List of tasks =>
1. In the forum thread on drug costs in Congress, which nations does Don M. say are the only ones that allow drug commercials on TV?
2. Copy the stretch of the forum thread on drug costs in Congress from "In the U. S." through "with this legislation." word for word.
3. Continue the forum thread on drug costs in Congress, starting after its last sentence.

Source text =>
- Opening Delimiter -

# Action Congress is Taking Concerning High Drug Costs



## Editorialist (May 17, 2019)

If you are interested in what Congress is doing toward lowering drug prices, here is the following legislations they propose to deal with the issue:

In U. Senate:

S.99 - Medicare Drug Price Negotiation Act  

To amend title XVIII of the Social Security Act to provide for the negotiation of lower covered part D drug prices on behalf of Medicare recipients

S.97 - Affordable and Safe Prescription Drug Importation Act 

To amend the Federal Food, Drug, and Cosmetic Act to allow for the importation of affordable and safe drugs by wholesale distributors, pharmacies, and individuals.

S.102 - Prescription Drug Price Relief Act of 2019  

To significantly lower prescription drug prices for patients in the United States by ending government-granted monopolies for manufacturers who charge drug prices that are higher than the median prices at which the drugs are available in other countries

In the U. S. House of Representatives:

H.R.448 - Medicare Drug Price Negotiation Act 

To amend title XVIII of the Social Security Act to provide for the negotiation of lower covered part D drug prices on behalf of Medicare recipients.

H.R.447 - Affordable and Safe Prescription Drug Importation Act

To amend the Federal Food, Drug, and Cosmetic Act to allow for the importation of affordable and safe drugs by wholesale distributors, pharmacies, and individuals.

Of course I am very much concerned about this issue and have let them know what I want done with this legislation.


----------



## Don M. (May 17, 2019)

Drug prices in the U.S. are beyond ridiculous.  This past week "60 Minutes" did a piece on the outrageous price hikes taking place in Generic drugs.  I would like to see All of the above legislation passes, but given the huge amount of money the drug companies spend on political campaigns, I doubt that there are few in Congress who are not in the drug companies "hip pocket".  In addition to the current proposals, I would really like to see all drug commercials banned from TV.  The U.S. and New Zealand are the only nations which allow this propaganda to be broadcasted, and you can bet the billions spent on these ads is added to the cost at the pharmacy.


----------



## Geezerette (May 17, 2019)

It is a very complex problem and one that concerns me also. I believe in honest negotiating for prices but only if it were "clean", not having our reps being bought off by or shielding Pharmas in their own state from price cuts.

- Closing Delimiter -

Stored data =>

- Opening Delimiter -

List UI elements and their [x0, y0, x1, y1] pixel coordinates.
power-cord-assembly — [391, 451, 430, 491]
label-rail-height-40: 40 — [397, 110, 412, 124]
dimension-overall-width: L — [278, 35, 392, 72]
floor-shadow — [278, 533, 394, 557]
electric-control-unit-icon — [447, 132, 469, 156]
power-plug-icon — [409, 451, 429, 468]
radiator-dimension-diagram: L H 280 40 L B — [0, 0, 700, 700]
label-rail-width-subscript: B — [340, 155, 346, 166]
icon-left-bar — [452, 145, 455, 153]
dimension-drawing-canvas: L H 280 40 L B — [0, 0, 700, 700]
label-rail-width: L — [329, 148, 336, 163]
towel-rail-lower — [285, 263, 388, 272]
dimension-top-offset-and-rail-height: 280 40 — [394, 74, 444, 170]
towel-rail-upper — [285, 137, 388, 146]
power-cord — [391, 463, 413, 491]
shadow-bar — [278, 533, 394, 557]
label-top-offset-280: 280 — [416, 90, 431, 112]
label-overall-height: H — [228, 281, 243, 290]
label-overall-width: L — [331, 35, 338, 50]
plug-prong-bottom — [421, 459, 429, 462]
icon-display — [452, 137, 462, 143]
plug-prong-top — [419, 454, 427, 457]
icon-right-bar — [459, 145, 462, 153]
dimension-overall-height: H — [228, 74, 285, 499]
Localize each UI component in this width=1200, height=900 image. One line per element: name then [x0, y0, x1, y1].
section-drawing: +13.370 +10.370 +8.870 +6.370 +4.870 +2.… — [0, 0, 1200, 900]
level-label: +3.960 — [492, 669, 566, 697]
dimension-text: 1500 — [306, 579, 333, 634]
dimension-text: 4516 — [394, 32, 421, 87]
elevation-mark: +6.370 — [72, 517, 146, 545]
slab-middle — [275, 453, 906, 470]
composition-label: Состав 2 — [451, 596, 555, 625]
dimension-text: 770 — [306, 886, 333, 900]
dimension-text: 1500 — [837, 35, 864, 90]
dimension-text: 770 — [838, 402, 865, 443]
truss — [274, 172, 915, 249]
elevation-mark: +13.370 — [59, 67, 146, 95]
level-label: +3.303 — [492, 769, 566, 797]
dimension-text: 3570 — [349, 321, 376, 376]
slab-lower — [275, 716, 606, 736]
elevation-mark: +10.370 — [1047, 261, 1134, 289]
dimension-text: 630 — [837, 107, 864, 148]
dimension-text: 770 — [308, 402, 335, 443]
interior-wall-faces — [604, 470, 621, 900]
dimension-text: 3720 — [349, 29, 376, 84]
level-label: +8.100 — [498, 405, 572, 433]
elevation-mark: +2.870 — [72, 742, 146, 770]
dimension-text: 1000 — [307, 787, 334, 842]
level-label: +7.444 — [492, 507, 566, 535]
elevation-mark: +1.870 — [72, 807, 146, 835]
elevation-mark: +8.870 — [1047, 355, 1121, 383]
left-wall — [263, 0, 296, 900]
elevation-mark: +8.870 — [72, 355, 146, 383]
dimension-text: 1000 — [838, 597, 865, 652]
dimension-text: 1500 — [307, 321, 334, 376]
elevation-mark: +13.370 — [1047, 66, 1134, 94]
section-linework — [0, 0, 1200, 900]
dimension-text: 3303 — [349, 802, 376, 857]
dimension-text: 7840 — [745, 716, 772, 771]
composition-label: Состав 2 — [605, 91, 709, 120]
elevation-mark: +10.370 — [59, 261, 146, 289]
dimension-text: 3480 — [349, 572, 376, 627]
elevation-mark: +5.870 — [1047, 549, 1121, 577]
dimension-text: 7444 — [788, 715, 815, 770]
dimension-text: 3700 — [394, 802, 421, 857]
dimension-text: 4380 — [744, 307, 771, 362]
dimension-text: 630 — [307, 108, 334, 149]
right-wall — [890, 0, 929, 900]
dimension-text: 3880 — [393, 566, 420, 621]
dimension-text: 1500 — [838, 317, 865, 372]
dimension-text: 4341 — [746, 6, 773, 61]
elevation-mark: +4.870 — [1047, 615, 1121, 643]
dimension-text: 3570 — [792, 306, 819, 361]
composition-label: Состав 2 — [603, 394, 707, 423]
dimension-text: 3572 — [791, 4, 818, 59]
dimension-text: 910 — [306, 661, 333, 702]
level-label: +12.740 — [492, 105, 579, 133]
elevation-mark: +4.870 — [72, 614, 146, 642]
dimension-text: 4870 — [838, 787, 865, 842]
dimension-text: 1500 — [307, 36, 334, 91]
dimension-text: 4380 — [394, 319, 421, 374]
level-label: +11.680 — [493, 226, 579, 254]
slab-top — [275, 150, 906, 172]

- Closing Delimiter -

Exercise results =>
1. The U.S. and New Zealand.

2.
In the U. S. House of Representatives:

H.R.448 - Medicare Drug Price Negotiation Act 

To amend title XVIII of the Social Security Act to provide for the negotiation of lower covered part D drug prices on behalf of Medicare recipients.

H.R.447 - Affordable and Safe Prescription Drug Importation Act

To amend the Federal Food, Drug, and Cosmetic Act to allow for the importation of affordable and safe drugs by wholesale distributors, pharmacies, and individuals.

Of course I am very much concerned about this issue and have let them know what I want done with this legislation.

3.
I personally know people who are getting some routine meds from Canada, both with & without Rx's
Would only want to see imported drugs which were produced with same quality stds as here, not by child labor in a dirty back alley.
Then, importing brings up the question of tariffs which are already affecting farms and diaries negatively. 
Better quit before I get - "political".


----------



## Trade (May 17, 2019)

Editorialist said:


> If you are interested in what Congress is doing toward lowering drug prices, here is the following legislations they propose to deal with the issue:
> 
> In U. Senate:
> 
> ...



It's an absolute travesty that Medicare isn't allowed to negotiate drug prices.

https://www.forbes.com/sites/johnwa...cant-get-the-lowest-drug-prices/#3e65a49d302b




> When you're one of the biggest buyers of  pharmaceuticals on the planet, you should have a big stick to negotiate  the best prices.
> 
> Medicare, which insures more than 60 million beneficiaries,  doesn't have that power, mostly because Congress stopped it from  getting the best drug prices years ago. But that could change.
> 
> ...



And yet this bill have one sponsor and 8 co-sponsors in the Senate.

https://www.congress.gov/bill/116th-congress/senate-bill/99/cosponsors

So where are the other 91 Senators? With 9 out of 100 Senators on board, what are the chances of this being passed in any forseeable future?


----------



## DaveA (May 18, 2019)

I don't know but wonder why all 9 are Democrats?  Is that telling us something?

  Since Citizen's United became law, large corporations pretty well bankroll all of our elected officials as it allows almost limitless donations to their campaigns.  That was and is the most devastating law to be put in place in our modern era.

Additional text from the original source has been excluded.